SELECTED TEXT —
-- start --

Jefferies' Chris Wood sells Birla stock after 183% rally to buy Mahindra
Jefferies’ Chris Wood has exited Aditya Birla Real Estate after a 183% rally since 2021, reallocating funds to Mahindra & Mahindra. The brokerage sees strong earnings growth, SUV-led market share gains, and attractive valuations, setting a Rs 4,20...

In his latest GREED & fear newsletter dated August 28, Wood wrote, “The investment in Aditya Birla Real Estate will be removed and replaced by an investment in Mahindra & Mahindra.” Wood noted that the stock had rallied sharply since its inception in July 2021, when it was held under its earlier name, Century Textiles.
Jefferies’ bullish case on Mahindra
Jefferies has a buy rating on Mahindra & Mahindra with a target price of Rs 4,200, implying meaningful upside from current levels. Analyst Nitij Mangal, in a Jefferies report, said Mahindra is well placed to deliver a 19% EPS CAGR over FY25-28E, second only to TVS Motor’s 27%.
“Mahindra & Mahindra is gaining share in PVs with new launches and favourable demand shift towards SUVs, and has become the #2 OEM in 1QFY26 with 15% market share,” the brokerage said. Maruti Suzuki’s share has slipped to 39%, a 13-year low, while Hyundai has dropped to third place with 13% share, its weakest since FY09.

-- end --

GIVEN DATA —
-- start --

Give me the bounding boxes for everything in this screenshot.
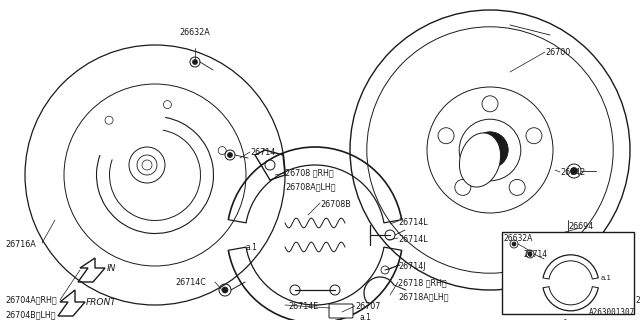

-- end --

INSTRUCTIONS TO FOLLOW — Transcribe the entire article on Chris Wood swapping Aditya Birla Real Estate for Mahindra & Mahindra, word for word. The data has no role here.

RESPONSE —
Jefferies' Chris Wood sells Birla stock after 183% rally to buy Mahindra
Jefferies’ Chris Wood has exited Aditya Birla Real Estate after a 183% rally since 2021, reallocating funds to Mahindra & Mahindra. The brokerage sees strong earnings growth, SUV-led market share gains, and attractive valuations, setting a Rs 4,20...

In his latest GREED & fear newsletter dated August 28, Wood wrote, “The investment in Aditya Birla Real Estate will be removed and replaced by an investment in Mahindra & Mahindra.” Wood noted that the stock had rallied sharply since its inception in July 2021, when it was held under its earlier name, Century Textiles.
Jefferies’ bullish case on Mahindra
Jefferies has a buy rating on Mahindra & Mahindra with a target price of Rs 4,200, implying meaningful upside from current levels. Analyst Nitij Mangal, in a Jefferies report, said Mahindra is well placed to deliver a 19% EPS CAGR over FY25-28E, second only to TVS Motor’s 27%.
“Mahindra & Mahindra is gaining share in PVs with new launches and favourable demand shift towards SUVs, and has become the #2 OEM in 1QFY26 with 15% market share,” the brokerage said. Maruti Suzuki’s share has slipped to 39%, a 13-year low, while Hyundai has dropped to third place with 13% share, its weakest since FY09.